-- begin --

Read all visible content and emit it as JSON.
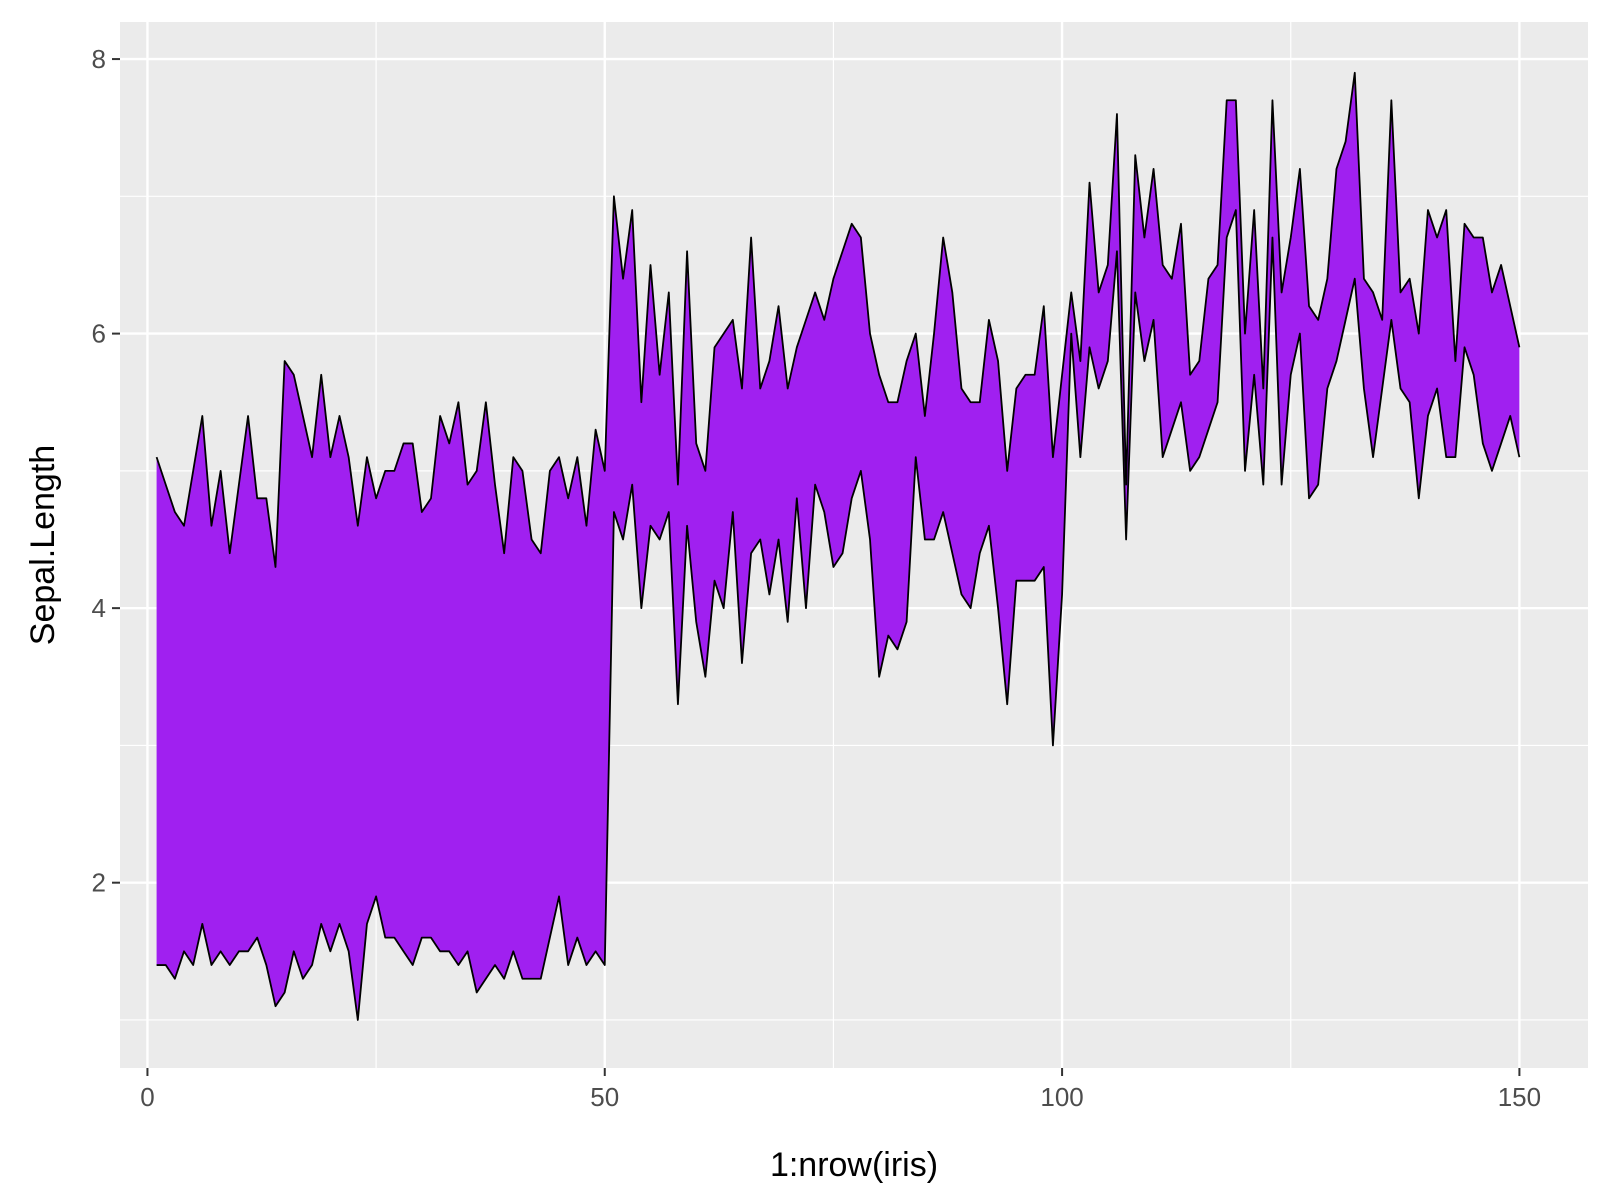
{
  "chart_data": {
    "type": "area",
    "title": "",
    "xlabel": "1:nrow(iris)",
    "ylabel": "Sepal.Length",
    "xlim": [
      -3,
      157.5
    ],
    "ylim": [
      0.65,
      8.27
    ],
    "xticks": [
      0,
      50,
      100,
      150
    ],
    "yticks": [
      2,
      4,
      6,
      8
    ],
    "x_tick_labels": [
      "0",
      "50",
      "100",
      "150"
    ],
    "y_tick_labels": [
      "2",
      "4",
      "6",
      "8"
    ],
    "grid": true,
    "legend": "none",
    "series": [
      {
        "role": "upper",
        "x_start": 1,
        "values": [
          5.1,
          4.9,
          4.7,
          4.6,
          5.0,
          5.4,
          4.6,
          5.0,
          4.4,
          4.9,
          5.4,
          4.8,
          4.8,
          4.3,
          5.8,
          5.7,
          5.4,
          5.1,
          5.7,
          5.1,
          5.4,
          5.1,
          4.6,
          5.1,
          4.8,
          5.0,
          5.0,
          5.2,
          5.2,
          4.7,
          4.8,
          5.4,
          5.2,
          5.5,
          4.9,
          5.0,
          5.5,
          4.9,
          4.4,
          5.1,
          5.0,
          4.5,
          4.4,
          5.0,
          5.1,
          4.8,
          5.1,
          4.6,
          5.3,
          5.0,
          7.0,
          6.4,
          6.9,
          5.5,
          6.5,
          5.7,
          6.3,
          4.9,
          6.6,
          5.2,
          5.0,
          5.9,
          6.0,
          6.1,
          5.6,
          6.7,
          5.6,
          5.8,
          6.2,
          5.6,
          5.9,
          6.1,
          6.3,
          6.1,
          6.4,
          6.6,
          6.8,
          6.7,
          6.0,
          5.7,
          5.5,
          5.5,
          5.8,
          6.0,
          5.4,
          6.0,
          6.7,
          6.3,
          5.6,
          5.5,
          5.5,
          6.1,
          5.8,
          5.0,
          5.6,
          5.7,
          5.7,
          6.2,
          5.1,
          5.7,
          6.3,
          5.8,
          7.1,
          6.3,
          6.5,
          7.6,
          4.9,
          7.3,
          6.7,
          7.2,
          6.5,
          6.4,
          6.8,
          5.7,
          5.8,
          6.4,
          6.5,
          7.7,
          7.7,
          6.0,
          6.9,
          5.6,
          7.7,
          6.3,
          6.7,
          7.2,
          6.2,
          6.1,
          6.4,
          7.2,
          7.4,
          7.9,
          6.4,
          6.3,
          6.1,
          7.7,
          6.3,
          6.4,
          6.0,
          6.9,
          6.7,
          6.9,
          5.8,
          6.8,
          6.7,
          6.7,
          6.3,
          6.5,
          6.2,
          5.9
        ]
      },
      {
        "role": "lower",
        "x_start": 1,
        "values": [
          1.4,
          1.4,
          1.3,
          1.5,
          1.4,
          1.7,
          1.4,
          1.5,
          1.4,
          1.5,
          1.5,
          1.6,
          1.4,
          1.1,
          1.2,
          1.5,
          1.3,
          1.4,
          1.7,
          1.5,
          1.7,
          1.5,
          1.0,
          1.7,
          1.9,
          1.6,
          1.6,
          1.5,
          1.4,
          1.6,
          1.6,
          1.5,
          1.5,
          1.4,
          1.5,
          1.2,
          1.3,
          1.4,
          1.3,
          1.5,
          1.3,
          1.3,
          1.3,
          1.6,
          1.9,
          1.4,
          1.6,
          1.4,
          1.5,
          1.4,
          4.7,
          4.5,
          4.9,
          4.0,
          4.6,
          4.5,
          4.7,
          3.3,
          4.6,
          3.9,
          3.5,
          4.2,
          4.0,
          4.7,
          3.6,
          4.4,
          4.5,
          4.1,
          4.5,
          3.9,
          4.8,
          4.0,
          4.9,
          4.7,
          4.3,
          4.4,
          4.8,
          5.0,
          4.5,
          3.5,
          3.8,
          3.7,
          3.9,
          5.1,
          4.5,
          4.5,
          4.7,
          4.4,
          4.1,
          4.0,
          4.4,
          4.6,
          4.0,
          3.3,
          4.2,
          4.2,
          4.2,
          4.3,
          3.0,
          4.1,
          6.0,
          5.1,
          5.9,
          5.6,
          5.8,
          6.6,
          4.5,
          6.3,
          5.8,
          6.1,
          5.1,
          5.3,
          5.5,
          5.0,
          5.1,
          5.3,
          5.5,
          6.7,
          6.9,
          5.0,
          5.7,
          4.9,
          6.7,
          4.9,
          5.7,
          6.0,
          4.8,
          4.9,
          5.6,
          5.8,
          6.1,
          6.4,
          5.6,
          5.1,
          5.6,
          6.1,
          5.6,
          5.5,
          4.8,
          5.4,
          5.6,
          5.1,
          5.1,
          5.9,
          5.7,
          5.2,
          5.0,
          5.2,
          5.4,
          5.1
        ]
      }
    ],
    "fill_color": "#a020f0",
    "line_color": "#000000",
    "panel_bg": "#ebebeb",
    "grid_color": "#ffffff"
  }
}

-- end --

- [Work instructions]:
Copy out the listing exactly as it stands, but not the pictures.

- [Finished answer]:
Read all visible content and emit it as JSON.
{
  "chart_data": {
    "type": "area",
    "title": "",
    "xlabel": "1:nrow(iris)",
    "ylabel": "Sepal.Length",
    "xlim": [
      -3,
      157.5
    ],
    "ylim": [
      0.65,
      8.27
    ],
    "xticks": [
      0,
      50,
      100,
      150
    ],
    "yticks": [
      2,
      4,
      6,
      8
    ],
    "x_tick_labels": [
      "0",
      "50",
      "100",
      "150"
    ],
    "y_tick_labels": [
      "2",
      "4",
      "6",
      "8"
    ],
    "grid": true,
    "legend": "none",
    "series": [
      {
        "role": "upper",
        "x_start": 1,
        "values": [
          5.1,
          4.9,
          4.7,
          4.6,
          5.0,
          5.4,
          4.6,
          5.0,
          4.4,
          4.9,
          5.4,
          4.8,
          4.8,
          4.3,
          5.8,
          5.7,
          5.4,
          5.1,
          5.7,
          5.1,
          5.4,
          5.1,
          4.6,
          5.1,
          4.8,
          5.0,
          5.0,
          5.2,
          5.2,
          4.7,
          4.8,
          5.4,
          5.2,
          5.5,
          4.9,
          5.0,
          5.5,
          4.9,
          4.4,
          5.1,
          5.0,
          4.5,
          4.4,
          5.0,
          5.1,
          4.8,
          5.1,
          4.6,
          5.3,
          5.0,
          7.0,
          6.4,
          6.9,
          5.5,
          6.5,
          5.7,
          6.3,
          4.9,
          6.6,
          5.2,
          5.0,
          5.9,
          6.0,
          6.1,
          5.6,
          6.7,
          5.6,
          5.8,
          6.2,
          5.6,
          5.9,
          6.1,
          6.3,
          6.1,
          6.4,
          6.6,
          6.8,
          6.7,
          6.0,
          5.7,
          5.5,
          5.5,
          5.8,
          6.0,
          5.4,
          6.0,
          6.7,
          6.3,
          5.6,
          5.5,
          5.5,
          6.1,
          5.8,
          5.0,
          5.6,
          5.7,
          5.7,
          6.2,
          5.1,
          5.7,
          6.3,
          5.8,
          7.1,
          6.3,
          6.5,
          7.6,
          4.9,
          7.3,
          6.7,
          7.2,
          6.5,
          6.4,
          6.8,
          5.7,
          5.8,
          6.4,
          6.5,
          7.7,
          7.7,
          6.0,
          6.9,
          5.6,
          7.7,
          6.3,
          6.7,
          7.2,
          6.2,
          6.1,
          6.4,
          7.2,
          7.4,
          7.9,
          6.4,
          6.3,
          6.1,
          7.7,
          6.3,
          6.4,
          6.0,
          6.9,
          6.7,
          6.9,
          5.8,
          6.8,
          6.7,
          6.7,
          6.3,
          6.5,
          6.2,
          5.9
        ]
      },
      {
        "role": "lower",
        "x_start": 1,
        "values": [
          1.4,
          1.4,
          1.3,
          1.5,
          1.4,
          1.7,
          1.4,
          1.5,
          1.4,
          1.5,
          1.5,
          1.6,
          1.4,
          1.1,
          1.2,
          1.5,
          1.3,
          1.4,
          1.7,
          1.5,
          1.7,
          1.5,
          1.0,
          1.7,
          1.9,
          1.6,
          1.6,
          1.5,
          1.4,
          1.6,
          1.6,
          1.5,
          1.5,
          1.4,
          1.5,
          1.2,
          1.3,
          1.4,
          1.3,
          1.5,
          1.3,
          1.3,
          1.3,
          1.6,
          1.9,
          1.4,
          1.6,
          1.4,
          1.5,
          1.4,
          4.7,
          4.5,
          4.9,
          4.0,
          4.6,
          4.5,
          4.7,
          3.3,
          4.6,
          3.9,
          3.5,
          4.2,
          4.0,
          4.7,
          3.6,
          4.4,
          4.5,
          4.1,
          4.5,
          3.9,
          4.8,
          4.0,
          4.9,
          4.7,
          4.3,
          4.4,
          4.8,
          5.0,
          4.5,
          3.5,
          3.8,
          3.7,
          3.9,
          5.1,
          4.5,
          4.5,
          4.7,
          4.4,
          4.1,
          4.0,
          4.4,
          4.6,
          4.0,
          3.3,
          4.2,
          4.2,
          4.2,
          4.3,
          3.0,
          4.1,
          6.0,
          5.1,
          5.9,
          5.6,
          5.8,
          6.6,
          4.5,
          6.3,
          5.8,
          6.1,
          5.1,
          5.3,
          5.5,
          5.0,
          5.1,
          5.3,
          5.5,
          6.7,
          6.9,
          5.0,
          5.7,
          4.9,
          6.7,
          4.9,
          5.7,
          6.0,
          4.8,
          4.9,
          5.6,
          5.8,
          6.1,
          6.4,
          5.6,
          5.1,
          5.6,
          6.1,
          5.6,
          5.5,
          4.8,
          5.4,
          5.6,
          5.1,
          5.1,
          5.9,
          5.7,
          5.2,
          5.0,
          5.2,
          5.4,
          5.1
        ]
      }
    ],
    "fill_color": "#a020f0",
    "line_color": "#000000",
    "panel_bg": "#ebebeb",
    "grid_color": "#ffffff"
  }
}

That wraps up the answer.